Objective: Would you quote the material below in full and unchanged?

--------

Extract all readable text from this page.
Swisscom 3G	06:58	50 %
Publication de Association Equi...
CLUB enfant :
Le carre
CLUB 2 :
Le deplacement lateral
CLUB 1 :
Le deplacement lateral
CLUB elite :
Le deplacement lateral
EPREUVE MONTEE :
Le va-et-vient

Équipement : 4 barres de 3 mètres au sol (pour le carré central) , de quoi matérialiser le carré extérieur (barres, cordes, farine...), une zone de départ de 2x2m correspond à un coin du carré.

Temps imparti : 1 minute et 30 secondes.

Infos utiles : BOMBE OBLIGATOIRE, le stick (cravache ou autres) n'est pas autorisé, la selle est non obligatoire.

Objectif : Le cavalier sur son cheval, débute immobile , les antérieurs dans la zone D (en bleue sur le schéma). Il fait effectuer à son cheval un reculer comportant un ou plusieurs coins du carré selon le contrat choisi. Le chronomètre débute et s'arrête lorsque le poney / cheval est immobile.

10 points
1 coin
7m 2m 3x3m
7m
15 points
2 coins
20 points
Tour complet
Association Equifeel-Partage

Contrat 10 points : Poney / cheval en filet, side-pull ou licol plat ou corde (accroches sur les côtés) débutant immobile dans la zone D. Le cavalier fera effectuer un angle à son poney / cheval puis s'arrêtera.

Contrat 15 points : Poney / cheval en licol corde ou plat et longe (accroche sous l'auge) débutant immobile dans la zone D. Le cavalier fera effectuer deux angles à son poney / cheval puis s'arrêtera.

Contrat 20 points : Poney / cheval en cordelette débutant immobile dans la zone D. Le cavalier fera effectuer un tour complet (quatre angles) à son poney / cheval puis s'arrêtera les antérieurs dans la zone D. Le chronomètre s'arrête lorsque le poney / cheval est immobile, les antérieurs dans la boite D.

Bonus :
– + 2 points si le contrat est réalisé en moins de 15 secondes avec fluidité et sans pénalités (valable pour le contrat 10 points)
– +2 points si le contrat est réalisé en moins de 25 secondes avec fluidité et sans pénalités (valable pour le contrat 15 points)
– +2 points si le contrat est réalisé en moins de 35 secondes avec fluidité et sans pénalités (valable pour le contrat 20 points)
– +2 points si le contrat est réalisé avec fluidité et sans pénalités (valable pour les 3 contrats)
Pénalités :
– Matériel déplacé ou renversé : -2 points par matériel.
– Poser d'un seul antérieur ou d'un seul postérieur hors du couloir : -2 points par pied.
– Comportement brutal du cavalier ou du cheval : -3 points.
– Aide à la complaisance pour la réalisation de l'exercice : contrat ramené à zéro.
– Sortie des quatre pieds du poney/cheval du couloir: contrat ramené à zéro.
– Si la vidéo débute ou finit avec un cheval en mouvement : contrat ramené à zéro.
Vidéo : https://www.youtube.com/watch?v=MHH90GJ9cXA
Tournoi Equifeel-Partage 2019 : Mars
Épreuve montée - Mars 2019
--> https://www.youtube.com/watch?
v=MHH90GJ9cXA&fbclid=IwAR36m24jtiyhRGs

--------

The solution:
Extract all readable text from this page.
Swisscom 3G	06:58	50 %
Publication de Association Equi...
CLUB enfant :
Le carre
CLUB 2 :
Le deplacement lateral
CLUB 1 :
Le deplacement lateral
CLUB elite :
Le deplacement lateral
EPREUVE MONTEE :
Le va-et-vient

Équipement : 4 barres de 3 mètres au sol (pour le carré central) , de quoi matérialiser le carré extérieur (barres, cordes, farine...), une zone de départ de 2x2m correspond à un coin du carré.

Temps imparti : 1 minute et 30 secondes.

Infos utiles : BOMBE OBLIGATOIRE, le stick (cravache ou autres) n'est pas autorisé, la selle est non obligatoire.

Objectif : Le cavalier sur son cheval, débute immobile , les antérieurs dans la zone D (en bleue sur le schéma). Il fait effectuer à son cheval un reculer comportant un ou plusieurs coins du carré selon le contrat choisi. Le chronomètre débute et s'arrête lorsque le poney / cheval est immobile.

10 points
1 coin
7m 2m 3x3m
7m
15 points
2 coins
20 points
Tour complet
Association Equifeel-Partage

Contrat 10 points : Poney / cheval en filet, side-pull ou licol plat ou corde (accroches sur les côtés) débutant immobile dans la zone D. Le cavalier fera effectuer un angle à son poney / cheval puis s'arrêtera.

Contrat 15 points : Poney / cheval en licol corde ou plat et longe (accroche sous l'auge) débutant immobile dans la zone D. Le cavalier fera effectuer deux angles à son poney / cheval puis s'arrêtera.

Contrat 20 points : Poney / cheval en cordelette débutant immobile dans la zone D. Le cavalier fera effectuer un tour complet (quatre angles) à son poney / cheval puis s'arrêtera les antérieurs dans la zone D. Le chronomètre s'arrête lorsque le poney / cheval est immobile, les antérieurs dans la boite D.

Bonus :
– + 2 points si le contrat est réalisé en moins de 15 secondes avec fluidité et sans pénalités (valable pour le contrat 10 points)
– +2 points si le contrat est réalisé en moins de 25 secondes avec fluidité et sans pénalités (valable pour le contrat 15 points)
– +2 points si le contrat est réalisé en moins de 35 secondes avec fluidité et sans pénalités (valable pour le contrat 20 points)
– +2 points si le contrat est réalisé avec fluidité et sans pénalités (valable pour les 3 contrats)
Pénalités :
– Matériel déplacé ou renversé : -2 points par matériel.
– Poser d'un seul antérieur ou d'un seul postérieur hors du couloir : -2 points par pied.
– Comportement brutal du cavalier ou du cheval : -3 points.
– Aide à la complaisance pour la réalisation de l'exercice : contrat ramené à zéro.
– Sortie des quatre pieds du poney/cheval du couloir: contrat ramené à zéro.
– Si la vidéo débute ou finit avec un cheval en mouvement : contrat ramené à zéro.
Vidéo : https://www.youtube.com/watch?v=MHH90GJ9cXA
Tournoi Equifeel-Partage 2019 : Mars
Épreuve montée - Mars 2019
--> https://www.youtube.com/watch?
v=MHH90GJ9cXA&fbclid=IwAR36m24jtiyhRGs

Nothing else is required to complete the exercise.